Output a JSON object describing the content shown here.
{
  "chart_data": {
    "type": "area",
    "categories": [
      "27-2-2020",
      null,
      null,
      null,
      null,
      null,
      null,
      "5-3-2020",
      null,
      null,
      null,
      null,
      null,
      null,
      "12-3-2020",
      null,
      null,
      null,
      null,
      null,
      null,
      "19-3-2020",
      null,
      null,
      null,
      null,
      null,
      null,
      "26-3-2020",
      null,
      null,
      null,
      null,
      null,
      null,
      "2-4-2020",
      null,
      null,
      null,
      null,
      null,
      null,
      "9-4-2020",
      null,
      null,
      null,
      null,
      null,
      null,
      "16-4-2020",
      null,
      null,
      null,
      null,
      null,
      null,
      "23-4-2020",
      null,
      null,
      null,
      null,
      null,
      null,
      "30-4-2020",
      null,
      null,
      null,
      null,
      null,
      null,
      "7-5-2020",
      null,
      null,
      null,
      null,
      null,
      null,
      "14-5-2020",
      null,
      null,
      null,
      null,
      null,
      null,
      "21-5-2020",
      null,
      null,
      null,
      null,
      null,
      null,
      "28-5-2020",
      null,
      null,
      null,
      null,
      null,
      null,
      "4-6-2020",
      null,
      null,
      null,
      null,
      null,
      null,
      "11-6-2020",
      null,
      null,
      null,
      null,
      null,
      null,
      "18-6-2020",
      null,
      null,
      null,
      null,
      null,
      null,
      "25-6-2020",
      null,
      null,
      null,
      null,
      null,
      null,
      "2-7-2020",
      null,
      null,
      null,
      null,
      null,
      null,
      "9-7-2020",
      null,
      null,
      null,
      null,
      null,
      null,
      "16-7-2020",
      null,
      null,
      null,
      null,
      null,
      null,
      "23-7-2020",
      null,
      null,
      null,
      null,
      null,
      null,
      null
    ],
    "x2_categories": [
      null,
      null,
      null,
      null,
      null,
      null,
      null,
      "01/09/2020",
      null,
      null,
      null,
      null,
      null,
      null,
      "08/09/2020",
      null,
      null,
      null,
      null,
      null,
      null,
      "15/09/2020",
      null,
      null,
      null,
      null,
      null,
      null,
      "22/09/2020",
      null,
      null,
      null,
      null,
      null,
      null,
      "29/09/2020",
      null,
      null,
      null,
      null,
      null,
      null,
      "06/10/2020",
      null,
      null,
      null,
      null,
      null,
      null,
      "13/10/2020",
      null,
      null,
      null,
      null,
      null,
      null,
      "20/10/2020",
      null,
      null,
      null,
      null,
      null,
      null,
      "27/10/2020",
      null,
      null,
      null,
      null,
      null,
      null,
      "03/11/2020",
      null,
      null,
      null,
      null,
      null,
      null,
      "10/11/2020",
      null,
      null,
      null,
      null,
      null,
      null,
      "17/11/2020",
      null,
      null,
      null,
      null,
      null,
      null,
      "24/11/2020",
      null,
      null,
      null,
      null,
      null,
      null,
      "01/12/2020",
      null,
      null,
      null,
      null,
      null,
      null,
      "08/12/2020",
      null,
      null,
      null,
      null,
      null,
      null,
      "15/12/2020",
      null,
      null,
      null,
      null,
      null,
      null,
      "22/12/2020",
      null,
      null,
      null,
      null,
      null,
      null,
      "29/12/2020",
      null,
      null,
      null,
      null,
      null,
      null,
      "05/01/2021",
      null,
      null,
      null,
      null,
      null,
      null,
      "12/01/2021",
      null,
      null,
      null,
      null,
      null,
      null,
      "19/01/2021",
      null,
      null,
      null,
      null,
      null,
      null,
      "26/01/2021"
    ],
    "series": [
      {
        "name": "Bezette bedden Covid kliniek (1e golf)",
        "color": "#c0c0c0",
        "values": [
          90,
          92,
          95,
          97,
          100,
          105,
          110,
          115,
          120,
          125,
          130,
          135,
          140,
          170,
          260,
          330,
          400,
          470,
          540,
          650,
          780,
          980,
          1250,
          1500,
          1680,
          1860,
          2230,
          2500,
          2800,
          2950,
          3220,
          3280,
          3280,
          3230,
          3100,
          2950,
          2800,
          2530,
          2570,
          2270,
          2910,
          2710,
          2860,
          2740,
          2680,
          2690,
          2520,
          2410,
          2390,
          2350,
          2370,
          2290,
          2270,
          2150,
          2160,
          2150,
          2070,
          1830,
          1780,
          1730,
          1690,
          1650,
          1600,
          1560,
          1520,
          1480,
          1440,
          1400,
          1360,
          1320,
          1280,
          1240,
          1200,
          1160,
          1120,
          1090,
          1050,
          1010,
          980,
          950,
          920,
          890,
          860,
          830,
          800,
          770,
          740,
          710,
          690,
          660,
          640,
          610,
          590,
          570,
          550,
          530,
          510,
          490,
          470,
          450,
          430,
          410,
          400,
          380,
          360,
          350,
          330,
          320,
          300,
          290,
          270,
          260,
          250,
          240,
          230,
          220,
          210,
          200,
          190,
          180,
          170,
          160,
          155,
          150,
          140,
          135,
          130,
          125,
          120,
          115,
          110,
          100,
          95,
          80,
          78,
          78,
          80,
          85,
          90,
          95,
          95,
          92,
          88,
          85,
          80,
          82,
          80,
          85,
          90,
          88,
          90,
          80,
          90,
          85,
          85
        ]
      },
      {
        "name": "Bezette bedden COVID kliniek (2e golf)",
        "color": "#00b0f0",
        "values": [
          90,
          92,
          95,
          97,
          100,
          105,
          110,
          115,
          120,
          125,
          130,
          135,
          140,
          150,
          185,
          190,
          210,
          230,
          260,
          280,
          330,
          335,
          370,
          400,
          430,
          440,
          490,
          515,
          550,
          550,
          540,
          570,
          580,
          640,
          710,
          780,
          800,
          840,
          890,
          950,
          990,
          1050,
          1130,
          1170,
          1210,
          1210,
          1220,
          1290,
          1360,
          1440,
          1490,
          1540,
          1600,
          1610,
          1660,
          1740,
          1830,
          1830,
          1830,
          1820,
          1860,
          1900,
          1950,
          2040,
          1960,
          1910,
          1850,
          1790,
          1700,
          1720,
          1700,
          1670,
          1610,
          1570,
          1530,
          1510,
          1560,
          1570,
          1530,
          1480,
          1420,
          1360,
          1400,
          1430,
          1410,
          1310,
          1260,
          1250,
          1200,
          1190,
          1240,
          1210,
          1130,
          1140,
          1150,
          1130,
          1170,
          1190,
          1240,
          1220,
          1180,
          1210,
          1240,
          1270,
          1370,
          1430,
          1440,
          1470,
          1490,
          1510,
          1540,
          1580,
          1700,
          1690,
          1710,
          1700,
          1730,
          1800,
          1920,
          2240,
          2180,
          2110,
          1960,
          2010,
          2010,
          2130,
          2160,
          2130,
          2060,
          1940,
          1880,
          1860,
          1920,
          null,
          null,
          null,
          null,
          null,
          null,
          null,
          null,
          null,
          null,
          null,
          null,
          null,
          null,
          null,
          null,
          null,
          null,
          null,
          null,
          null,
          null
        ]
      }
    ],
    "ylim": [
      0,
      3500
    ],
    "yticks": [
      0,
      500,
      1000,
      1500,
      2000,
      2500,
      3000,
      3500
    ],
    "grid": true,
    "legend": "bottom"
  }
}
--
◆ **Brief**: Locate the word "kliniek" in the records above, and return each line that has it.

◆ **Answer to this problem**:
        "name": "Bezette bedden Covid kliniek (1e golf)",
        "name": "Bezette bedden COVID kliniek (2e golf)",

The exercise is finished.